Some records:

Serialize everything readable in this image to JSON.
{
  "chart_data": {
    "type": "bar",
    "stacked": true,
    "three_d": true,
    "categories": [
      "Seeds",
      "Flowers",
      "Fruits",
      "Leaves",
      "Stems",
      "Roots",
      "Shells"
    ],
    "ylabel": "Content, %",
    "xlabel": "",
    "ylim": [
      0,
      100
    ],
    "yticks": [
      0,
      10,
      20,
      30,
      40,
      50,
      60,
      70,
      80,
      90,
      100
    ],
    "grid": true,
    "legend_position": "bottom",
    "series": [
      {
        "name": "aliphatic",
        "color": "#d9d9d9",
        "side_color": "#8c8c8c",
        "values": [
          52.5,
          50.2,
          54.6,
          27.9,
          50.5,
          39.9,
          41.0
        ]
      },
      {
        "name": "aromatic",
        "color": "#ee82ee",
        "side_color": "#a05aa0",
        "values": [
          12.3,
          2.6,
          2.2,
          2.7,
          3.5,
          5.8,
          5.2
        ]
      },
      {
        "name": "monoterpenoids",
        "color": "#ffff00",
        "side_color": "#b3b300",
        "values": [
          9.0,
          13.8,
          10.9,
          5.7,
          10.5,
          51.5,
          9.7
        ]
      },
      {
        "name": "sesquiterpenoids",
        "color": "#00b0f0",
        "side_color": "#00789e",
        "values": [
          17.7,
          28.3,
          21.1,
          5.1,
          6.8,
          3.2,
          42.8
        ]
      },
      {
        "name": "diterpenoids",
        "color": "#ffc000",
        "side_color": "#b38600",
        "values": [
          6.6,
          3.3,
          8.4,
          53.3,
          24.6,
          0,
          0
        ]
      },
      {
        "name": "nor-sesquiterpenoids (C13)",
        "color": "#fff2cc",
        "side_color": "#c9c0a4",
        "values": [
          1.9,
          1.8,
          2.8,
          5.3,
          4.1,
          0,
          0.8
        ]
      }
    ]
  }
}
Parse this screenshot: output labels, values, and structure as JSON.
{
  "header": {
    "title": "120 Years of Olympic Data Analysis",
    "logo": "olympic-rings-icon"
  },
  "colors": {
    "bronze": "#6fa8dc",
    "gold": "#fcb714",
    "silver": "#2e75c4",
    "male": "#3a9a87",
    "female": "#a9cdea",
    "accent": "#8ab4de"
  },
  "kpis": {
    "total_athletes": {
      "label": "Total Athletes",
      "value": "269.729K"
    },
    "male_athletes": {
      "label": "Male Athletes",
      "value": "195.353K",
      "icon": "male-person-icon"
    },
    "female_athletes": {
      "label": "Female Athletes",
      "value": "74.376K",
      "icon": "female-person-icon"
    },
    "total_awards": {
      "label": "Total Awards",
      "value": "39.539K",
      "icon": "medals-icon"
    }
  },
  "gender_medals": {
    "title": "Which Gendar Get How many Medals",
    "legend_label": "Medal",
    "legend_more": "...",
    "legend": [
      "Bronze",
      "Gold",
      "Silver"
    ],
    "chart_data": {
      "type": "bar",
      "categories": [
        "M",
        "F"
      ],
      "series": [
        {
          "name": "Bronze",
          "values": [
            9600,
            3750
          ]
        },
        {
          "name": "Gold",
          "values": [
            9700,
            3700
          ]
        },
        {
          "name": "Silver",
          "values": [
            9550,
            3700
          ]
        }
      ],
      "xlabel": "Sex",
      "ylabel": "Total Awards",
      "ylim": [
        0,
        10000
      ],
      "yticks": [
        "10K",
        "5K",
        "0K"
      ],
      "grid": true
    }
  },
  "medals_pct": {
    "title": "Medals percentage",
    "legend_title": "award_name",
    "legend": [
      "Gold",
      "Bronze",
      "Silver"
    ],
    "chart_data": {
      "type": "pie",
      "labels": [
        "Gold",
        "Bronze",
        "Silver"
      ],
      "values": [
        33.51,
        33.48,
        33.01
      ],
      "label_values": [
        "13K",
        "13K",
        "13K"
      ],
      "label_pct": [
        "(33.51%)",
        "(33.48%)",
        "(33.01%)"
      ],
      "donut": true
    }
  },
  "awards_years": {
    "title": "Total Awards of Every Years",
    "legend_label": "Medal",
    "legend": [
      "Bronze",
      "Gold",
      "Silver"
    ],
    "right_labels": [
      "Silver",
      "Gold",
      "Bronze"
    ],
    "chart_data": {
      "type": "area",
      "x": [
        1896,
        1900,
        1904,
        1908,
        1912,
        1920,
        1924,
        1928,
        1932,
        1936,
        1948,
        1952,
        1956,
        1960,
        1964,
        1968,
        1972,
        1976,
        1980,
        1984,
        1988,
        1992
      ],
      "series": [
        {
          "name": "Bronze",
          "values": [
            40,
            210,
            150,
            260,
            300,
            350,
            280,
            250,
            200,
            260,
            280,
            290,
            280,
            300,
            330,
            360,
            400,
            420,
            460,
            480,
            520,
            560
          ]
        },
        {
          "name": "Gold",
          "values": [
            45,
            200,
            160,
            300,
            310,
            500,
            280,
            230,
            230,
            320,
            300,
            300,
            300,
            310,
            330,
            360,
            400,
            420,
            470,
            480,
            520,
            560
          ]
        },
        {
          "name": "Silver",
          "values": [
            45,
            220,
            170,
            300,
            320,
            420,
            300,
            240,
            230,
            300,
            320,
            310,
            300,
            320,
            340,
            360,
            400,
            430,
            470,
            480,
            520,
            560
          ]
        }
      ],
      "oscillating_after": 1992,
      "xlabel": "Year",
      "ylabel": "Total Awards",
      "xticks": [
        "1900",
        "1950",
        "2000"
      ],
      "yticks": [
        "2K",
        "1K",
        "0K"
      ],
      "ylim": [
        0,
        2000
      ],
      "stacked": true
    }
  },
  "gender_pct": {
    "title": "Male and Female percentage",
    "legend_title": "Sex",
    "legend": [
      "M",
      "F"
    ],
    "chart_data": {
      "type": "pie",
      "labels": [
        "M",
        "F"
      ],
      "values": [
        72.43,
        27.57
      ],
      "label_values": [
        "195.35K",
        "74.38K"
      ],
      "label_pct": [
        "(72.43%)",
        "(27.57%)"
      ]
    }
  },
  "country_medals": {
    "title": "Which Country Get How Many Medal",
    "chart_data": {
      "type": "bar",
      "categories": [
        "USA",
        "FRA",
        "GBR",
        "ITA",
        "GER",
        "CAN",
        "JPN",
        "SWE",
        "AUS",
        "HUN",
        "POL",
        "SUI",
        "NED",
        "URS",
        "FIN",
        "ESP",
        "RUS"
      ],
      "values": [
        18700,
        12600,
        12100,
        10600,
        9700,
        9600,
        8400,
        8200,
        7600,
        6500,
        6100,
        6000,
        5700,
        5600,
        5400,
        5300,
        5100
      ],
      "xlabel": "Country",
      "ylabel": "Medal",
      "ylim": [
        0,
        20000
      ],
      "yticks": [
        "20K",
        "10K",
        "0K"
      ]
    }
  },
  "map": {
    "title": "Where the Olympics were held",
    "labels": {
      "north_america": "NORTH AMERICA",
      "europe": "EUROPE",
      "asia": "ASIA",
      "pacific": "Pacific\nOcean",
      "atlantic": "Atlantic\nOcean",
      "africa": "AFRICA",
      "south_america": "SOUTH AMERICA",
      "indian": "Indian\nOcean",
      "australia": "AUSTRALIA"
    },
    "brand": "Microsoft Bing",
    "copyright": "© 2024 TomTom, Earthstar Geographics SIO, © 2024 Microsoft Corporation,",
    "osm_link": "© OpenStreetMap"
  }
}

§ **What you need to do**:
The records above should be returned exactly.

§ **Complete response**:
Serialize everything readable in this image to JSON.
{
  "chart_data": {
    "type": "bar",
    "stacked": true,
    "three_d": true,
    "categories": [
      "Seeds",
      "Flowers",
      "Fruits",
      "Leaves",
      "Stems",
      "Roots",
      "Shells"
    ],
    "ylabel": "Content, %",
    "xlabel": "",
    "ylim": [
      0,
      100
    ],
    "yticks": [
      0,
      10,
      20,
      30,
      40,
      50,
      60,
      70,
      80,
      90,
      100
    ],
    "grid": true,
    "legend_position": "bottom",
    "series": [
      {
        "name": "aliphatic",
        "color": "#d9d9d9",
        "side_color": "#8c8c8c",
        "values": [
          52.5,
          50.2,
          54.6,
          27.9,
          50.5,
          39.9,
          41.0
        ]
      },
      {
        "name": "aromatic",
        "color": "#ee82ee",
        "side_color": "#a05aa0",
        "values": [
          12.3,
          2.6,
          2.2,
          2.7,
          3.5,
          5.8,
          5.2
        ]
      },
      {
        "name": "monoterpenoids",
        "color": "#ffff00",
        "side_color": "#b3b300",
        "values": [
          9.0,
          13.8,
          10.9,
          5.7,
          10.5,
          51.5,
          9.7
        ]
      },
      {
        "name": "sesquiterpenoids",
        "color": "#00b0f0",
        "side_color": "#00789e",
        "values": [
          17.7,
          28.3,
          21.1,
          5.1,
          6.8,
          3.2,
          42.8
        ]
      },
      {
        "name": "diterpenoids",
        "color": "#ffc000",
        "side_color": "#b38600",
        "values": [
          6.6,
          3.3,
          8.4,
          53.3,
          24.6,
          0,
          0
        ]
      },
      {
        "name": "nor-sesquiterpenoids (C13)",
        "color": "#fff2cc",
        "side_color": "#c9c0a4",
        "values": [
          1.9,
          1.8,
          2.8,
          5.3,
          4.1,
          0,
          0.8
        ]
      }
    ]
  }
}
Parse this screenshot: output labels, values, and structure as JSON.
{
  "header": {
    "title": "120 Years of Olympic Data Analysis",
    "logo": "olympic-rings-icon"
  },
  "colors": {
    "bronze": "#6fa8dc",
    "gold": "#fcb714",
    "silver": "#2e75c4",
    "male": "#3a9a87",
    "female": "#a9cdea",
    "accent": "#8ab4de"
  },
  "kpis": {
    "total_athletes": {
      "label": "Total Athletes",
      "value": "269.729K"
    },
    "male_athletes": {
      "label": "Male Athletes",
      "value": "195.353K",
      "icon": "male-person-icon"
    },
    "female_athletes": {
      "label": "Female Athletes",
      "value": "74.376K",
      "icon": "female-person-icon"
    },
    "total_awards": {
      "label": "Total Awards",
      "value": "39.539K",
      "icon": "medals-icon"
    }
  },
  "gender_medals": {
    "title": "Which Gendar Get How many Medals",
    "legend_label": "Medal",
    "legend_more": "...",
    "legend": [
      "Bronze",
      "Gold",
      "Silver"
    ],
    "chart_data": {
      "type": "bar",
      "categories": [
        "M",
        "F"
      ],
      "series": [
        {
          "name": "Bronze",
          "values": [
            9600,
            3750
          ]
        },
        {
          "name": "Gold",
          "values": [
            9700,
            3700
          ]
        },
        {
          "name": "Silver",
          "values": [
            9550,
            3700
          ]
        }
      ],
      "xlabel": "Sex",
      "ylabel": "Total Awards",
      "ylim": [
        0,
        10000
      ],
      "yticks": [
        "10K",
        "5K",
        "0K"
      ],
      "grid": true
    }
  },
  "medals_pct": {
    "title": "Medals percentage",
    "legend_title": "award_name",
    "legend": [
      "Gold",
      "Bronze",
      "Silver"
    ],
    "chart_data": {
      "type": "pie",
      "labels": [
        "Gold",
        "Bronze",
        "Silver"
      ],
      "values": [
        33.51,
        33.48,
        33.01
      ],
      "label_values": [
        "13K",
        "13K",
        "13K"
      ],
      "label_pct": [
        "(33.51%)",
        "(33.48%)",
        "(33.01%)"
      ],
      "donut": true
    }
  },
  "awards_years": {
    "title": "Total Awards of Every Years",
    "legend_label": "Medal",
    "legend": [
      "Bronze",
      "Gold",
      "Silver"
    ],
    "right_labels": [
      "Silver",
      "Gold",
      "Bronze"
    ],
    "chart_data": {
      "type": "area",
      "x": [
        1896,
        1900,
        1904,
        1908,
        1912,
        1920,
        1924,
        1928,
        1932,
        1936,
        1948,
        1952,
        1956,
        1960,
        1964,
        1968,
        1972,
        1976,
        1980,
        1984,
        1988,
        1992
      ],
      "series": [
        {
          "name": "Bronze",
          "values": [
            40,
            210,
            150,
            260,
            300,
            350,
            280,
            250,
            200,
            260,
            280,
            290,
            280,
            300,
            330,
            360,
            400,
            420,
            460,
            480,
            520,
            560
          ]
        },
        {
          "name": "Gold",
          "values": [
            45,
            200,
            160,
            300,
            310,
            500,
            280,
            230,
            230,
            320,
            300,
            300,
            300,
            310,
            330,
            360,
            400,
            420,
            470,
            480,
            520,
            560
          ]
        },
        {
          "name": "Silver",
          "values": [
            45,
            220,
            170,
            300,
            320,
            420,
            300,
            240,
            230,
            300,
            320,
            310,
            300,
            320,
            340,
            360,
            400,
            430,
            470,
            480,
            520,
            560
          ]
        }
      ],
      "oscillating_after": 1992,
      "xlabel": "Year",
      "ylabel": "Total Awards",
      "xticks": [
        "1900",
        "1950",
        "2000"
      ],
      "yticks": [
        "2K",
        "1K",
        "0K"
      ],
      "ylim": [
        0,
        2000
      ],
      "stacked": true
    }
  },
  "gender_pct": {
    "title": "Male and Female percentage",
    "legend_title": "Sex",
    "legend": [
      "M",
      "F"
    ],
    "chart_data": {
      "type": "pie",
      "labels": [
        "M",
        "F"
      ],
      "values": [
        72.43,
        27.57
      ],
      "label_values": [
        "195.35K",
        "74.38K"
      ],
      "label_pct": [
        "(72.43%)",
        "(27.57%)"
      ]
    }
  },
  "country_medals": {
    "title": "Which Country Get How Many Medal",
    "chart_data": {
      "type": "bar",
      "categories": [
        "USA",
        "FRA",
        "GBR",
        "ITA",
        "GER",
        "CAN",
        "JPN",
        "SWE",
        "AUS",
        "HUN",
        "POL",
        "SUI",
        "NED",
        "URS",
        "FIN",
        "ESP",
        "RUS"
      ],
      "values": [
        18700,
        12600,
        12100,
        10600,
        9700,
        9600,
        8400,
        8200,
        7600,
        6500,
        6100,
        6000,
        5700,
        5600,
        5400,
        5300,
        5100
      ],
      "xlabel": "Country",
      "ylabel": "Medal",
      "ylim": [
        0,
        20000
      ],
      "yticks": [
        "20K",
        "10K",
        "0K"
      ]
    }
  },
  "map": {
    "title": "Where the Olympics were held",
    "labels": {
      "north_america": "NORTH AMERICA",
      "europe": "EUROPE",
      "asia": "ASIA",
      "pacific": "Pacific\nOcean",
      "atlantic": "Atlantic\nOcean",
      "africa": "AFRICA",
      "south_america": "SOUTH AMERICA",
      "indian": "Indian\nOcean",
      "australia": "AUSTRALIA"
    },
    "brand": "Microsoft Bing",
    "copyright": "© 2024 TomTom, Earthstar Geographics SIO, © 2024 Microsoft Corporation,",
    "osm_link": "© OpenStreetMap"
  }
}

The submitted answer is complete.